** start of Selection **
Classical ballet is practically the antithesis of Judson Dance. It says ‘yes’ to many of the items listed in Rainer’s “No Manifesto.” Yes to spectacle, illusion, and make believe. Yes to magic, virtuosity, glamour, transcendancy of the star image. Emphatically yes to the seduction of the spectator. Classical ballets tell stories, magical stories about enchanted princesses and evil magicians. They rely on a fixed, regimented, vocabulary of techniques, positions, and steps that conspire to present the illusion of weightlessness, of ethereality. Classical ballet looks outward. It is about something other than dance. Still, it hardly seems to open a window on the world. It portrays fairy tales. It is populated by necromancers and their victims, by wizards and magical creatures. If there is a message here, it may be that ballet seeks to enchant, but we should be wary of being enchanted. Although ballets are about something in the sense of being comprised of representational symbols, there is evidently nothing in the world they are literally about. They are fictions. While telling stories about nutcrackers or firebirds or enchanted swans, they exemplify features like grace and delicacy, fluidity and transcendence. They make manifest how beautiful, light, and ethereal human beings can seem.

Dance as Philosophy

This cursory reverse history of dance in the West shows a paring down, a stripping away. Each genre I mentioned took its predecessors’ works to contain excesses that needed to be expunged, leaving only what was essential to dance. The move away from balletic spectacle was a progression toward the exemplification of only what is essential to dance. Philosophically, this is interesting. Who would have thought that dance is a hotbed of essentialism? But this trajectory raises an important question. Dance consists of human bodies in motion. So on this essentialist account, dance should be restricted to what human bodies in motion can exemplify. What is that? We know that an item can exemplify only properties it instantiates. So the question is, what sorts of properties can human bodies in motion instantiate?
** end of Selection **
** start of Extracted material **
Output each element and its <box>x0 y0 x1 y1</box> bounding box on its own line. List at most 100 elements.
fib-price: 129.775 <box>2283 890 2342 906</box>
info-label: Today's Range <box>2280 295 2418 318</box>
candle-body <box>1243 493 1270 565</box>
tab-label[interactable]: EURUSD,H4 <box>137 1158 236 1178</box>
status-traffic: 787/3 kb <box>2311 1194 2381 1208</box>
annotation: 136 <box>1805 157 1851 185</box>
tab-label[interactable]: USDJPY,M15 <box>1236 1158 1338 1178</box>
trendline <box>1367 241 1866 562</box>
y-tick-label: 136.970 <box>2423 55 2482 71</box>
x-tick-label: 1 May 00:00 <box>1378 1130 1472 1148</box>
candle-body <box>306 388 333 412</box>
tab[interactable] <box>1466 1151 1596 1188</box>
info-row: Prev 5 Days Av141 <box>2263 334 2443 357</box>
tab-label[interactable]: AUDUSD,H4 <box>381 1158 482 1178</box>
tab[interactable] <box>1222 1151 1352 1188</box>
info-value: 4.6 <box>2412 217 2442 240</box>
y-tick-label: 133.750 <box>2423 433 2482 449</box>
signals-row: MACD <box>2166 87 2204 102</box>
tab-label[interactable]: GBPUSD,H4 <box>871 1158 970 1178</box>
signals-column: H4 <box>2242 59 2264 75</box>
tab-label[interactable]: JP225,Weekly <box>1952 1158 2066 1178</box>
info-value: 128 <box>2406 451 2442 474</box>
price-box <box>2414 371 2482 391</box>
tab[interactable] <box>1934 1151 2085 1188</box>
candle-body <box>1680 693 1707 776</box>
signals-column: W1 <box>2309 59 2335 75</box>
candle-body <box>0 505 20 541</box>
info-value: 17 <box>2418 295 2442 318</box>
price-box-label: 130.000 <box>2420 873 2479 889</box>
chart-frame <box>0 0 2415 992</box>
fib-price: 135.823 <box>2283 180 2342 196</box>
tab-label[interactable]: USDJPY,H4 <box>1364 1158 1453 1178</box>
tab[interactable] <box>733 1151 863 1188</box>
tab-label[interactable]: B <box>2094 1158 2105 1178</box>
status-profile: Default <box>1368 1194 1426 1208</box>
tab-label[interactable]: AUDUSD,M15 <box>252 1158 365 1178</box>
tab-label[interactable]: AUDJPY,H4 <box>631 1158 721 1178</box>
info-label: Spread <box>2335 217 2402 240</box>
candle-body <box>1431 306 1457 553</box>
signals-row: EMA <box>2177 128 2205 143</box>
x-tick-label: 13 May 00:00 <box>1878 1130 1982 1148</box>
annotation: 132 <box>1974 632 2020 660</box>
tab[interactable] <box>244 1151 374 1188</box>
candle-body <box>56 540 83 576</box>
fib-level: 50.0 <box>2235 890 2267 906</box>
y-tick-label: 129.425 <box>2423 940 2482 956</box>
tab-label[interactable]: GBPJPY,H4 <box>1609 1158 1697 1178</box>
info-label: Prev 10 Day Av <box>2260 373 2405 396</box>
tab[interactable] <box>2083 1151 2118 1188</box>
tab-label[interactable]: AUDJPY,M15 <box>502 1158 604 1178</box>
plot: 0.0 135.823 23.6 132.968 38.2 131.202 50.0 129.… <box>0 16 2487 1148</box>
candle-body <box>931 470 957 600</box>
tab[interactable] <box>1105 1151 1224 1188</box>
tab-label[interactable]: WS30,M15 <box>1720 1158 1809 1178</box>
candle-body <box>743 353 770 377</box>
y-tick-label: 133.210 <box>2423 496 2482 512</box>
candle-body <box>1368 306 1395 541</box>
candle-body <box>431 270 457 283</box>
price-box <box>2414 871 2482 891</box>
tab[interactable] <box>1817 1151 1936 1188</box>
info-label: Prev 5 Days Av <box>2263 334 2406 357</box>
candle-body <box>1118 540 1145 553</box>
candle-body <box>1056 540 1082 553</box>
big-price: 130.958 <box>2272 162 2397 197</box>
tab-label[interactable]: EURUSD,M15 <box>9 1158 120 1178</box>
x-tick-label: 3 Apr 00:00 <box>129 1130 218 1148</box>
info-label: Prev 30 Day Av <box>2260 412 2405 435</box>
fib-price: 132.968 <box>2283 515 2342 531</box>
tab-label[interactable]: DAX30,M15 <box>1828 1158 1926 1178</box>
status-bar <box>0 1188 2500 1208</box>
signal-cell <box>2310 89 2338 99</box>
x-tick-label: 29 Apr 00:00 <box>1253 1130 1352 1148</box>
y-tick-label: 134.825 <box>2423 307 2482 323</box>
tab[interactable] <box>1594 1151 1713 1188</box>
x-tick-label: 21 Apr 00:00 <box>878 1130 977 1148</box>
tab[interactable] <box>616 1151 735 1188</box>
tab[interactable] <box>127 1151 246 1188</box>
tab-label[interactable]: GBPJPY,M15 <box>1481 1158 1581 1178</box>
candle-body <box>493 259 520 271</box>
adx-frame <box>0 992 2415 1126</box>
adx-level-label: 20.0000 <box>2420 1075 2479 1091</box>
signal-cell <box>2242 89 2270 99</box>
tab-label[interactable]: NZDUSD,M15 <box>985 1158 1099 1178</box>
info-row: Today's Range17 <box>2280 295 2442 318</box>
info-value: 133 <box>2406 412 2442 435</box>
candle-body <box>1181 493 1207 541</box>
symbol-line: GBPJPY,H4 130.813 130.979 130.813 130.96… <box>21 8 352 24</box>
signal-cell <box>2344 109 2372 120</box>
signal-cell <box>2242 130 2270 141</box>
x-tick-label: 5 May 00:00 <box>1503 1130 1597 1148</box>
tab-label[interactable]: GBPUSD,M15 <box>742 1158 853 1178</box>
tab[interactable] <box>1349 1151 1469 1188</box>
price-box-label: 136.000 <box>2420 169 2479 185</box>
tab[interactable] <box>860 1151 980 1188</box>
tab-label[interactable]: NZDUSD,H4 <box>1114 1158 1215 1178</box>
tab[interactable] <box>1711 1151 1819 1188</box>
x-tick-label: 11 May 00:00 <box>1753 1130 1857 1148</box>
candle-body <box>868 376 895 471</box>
** end of Extracted material **
Task prompt:
In the passage on dance, what illusion do classical ballet's fixed techniques, positions, and steps present?

Answer:
The illusion of weightlessness, of ethereality.